[Exercise task] Read the data and repeat all of it exactly.

== == ==

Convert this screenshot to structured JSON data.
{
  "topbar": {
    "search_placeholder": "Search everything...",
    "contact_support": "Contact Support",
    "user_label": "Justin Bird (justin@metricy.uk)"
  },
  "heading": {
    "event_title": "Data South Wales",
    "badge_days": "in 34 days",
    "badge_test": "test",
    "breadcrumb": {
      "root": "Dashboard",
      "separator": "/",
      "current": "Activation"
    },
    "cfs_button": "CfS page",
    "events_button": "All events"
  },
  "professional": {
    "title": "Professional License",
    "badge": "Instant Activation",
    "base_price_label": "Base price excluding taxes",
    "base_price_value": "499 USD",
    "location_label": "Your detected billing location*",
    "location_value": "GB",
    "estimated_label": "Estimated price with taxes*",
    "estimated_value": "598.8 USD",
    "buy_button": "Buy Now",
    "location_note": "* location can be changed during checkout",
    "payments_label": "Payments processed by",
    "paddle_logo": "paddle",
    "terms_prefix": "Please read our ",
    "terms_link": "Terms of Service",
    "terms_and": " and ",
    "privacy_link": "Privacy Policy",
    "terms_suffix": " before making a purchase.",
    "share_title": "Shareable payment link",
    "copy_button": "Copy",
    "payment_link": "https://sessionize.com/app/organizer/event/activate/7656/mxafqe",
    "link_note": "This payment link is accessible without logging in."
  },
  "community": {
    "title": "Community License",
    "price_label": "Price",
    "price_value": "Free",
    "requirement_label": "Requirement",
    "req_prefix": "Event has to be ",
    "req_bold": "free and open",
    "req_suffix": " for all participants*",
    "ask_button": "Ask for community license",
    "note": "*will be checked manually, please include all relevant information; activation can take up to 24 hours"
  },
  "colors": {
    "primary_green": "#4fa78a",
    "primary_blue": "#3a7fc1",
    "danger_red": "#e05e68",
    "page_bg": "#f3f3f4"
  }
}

== == ==

[Exercise result]
Convert this screenshot to structured JSON data.
{
  "topbar": {
    "search_placeholder": "Search everything...",
    "contact_support": "Contact Support",
    "user_label": "Justin Bird (justin@metricy.uk)"
  },
  "heading": {
    "event_title": "Data South Wales",
    "badge_days": "in 34 days",
    "badge_test": "test",
    "breadcrumb": {
      "root": "Dashboard",
      "separator": "/",
      "current": "Activation"
    },
    "cfs_button": "CfS page",
    "events_button": "All events"
  },
  "professional": {
    "title": "Professional License",
    "badge": "Instant Activation",
    "base_price_label": "Base price excluding taxes",
    "base_price_value": "499 USD",
    "location_label": "Your detected billing location*",
    "location_value": "GB",
    "estimated_label": "Estimated price with taxes*",
    "estimated_value": "598.8 USD",
    "buy_button": "Buy Now",
    "location_note": "* location can be changed during checkout",
    "payments_label": "Payments processed by",
    "paddle_logo": "paddle",
    "terms_prefix": "Please read our ",
    "terms_link": "Terms of Service",
    "terms_and": " and ",
    "privacy_link": "Privacy Policy",
    "terms_suffix": " before making a purchase.",
    "share_title": "Shareable payment link",
    "copy_button": "Copy",
    "payment_link": "https://sessionize.com/app/organizer/event/activate/7656/mxafqe",
    "link_note": "This payment link is accessible without logging in."
  },
  "community": {
    "title": "Community License",
    "price_label": "Price",
    "price_value": "Free",
    "requirement_label": "Requirement",
    "req_prefix": "Event has to be ",
    "req_bold": "free and open",
    "req_suffix": " for all participants*",
    "ask_button": "Ask for community license",
    "note": "*will be checked manually, please include all relevant information; activation can take up to 24 hours"
  },
  "colors": {
    "primary_green": "#4fa78a",
    "primary_blue": "#3a7fc1",
    "danger_red": "#e05e68",
    "page_bg": "#f3f3f4"
  }
}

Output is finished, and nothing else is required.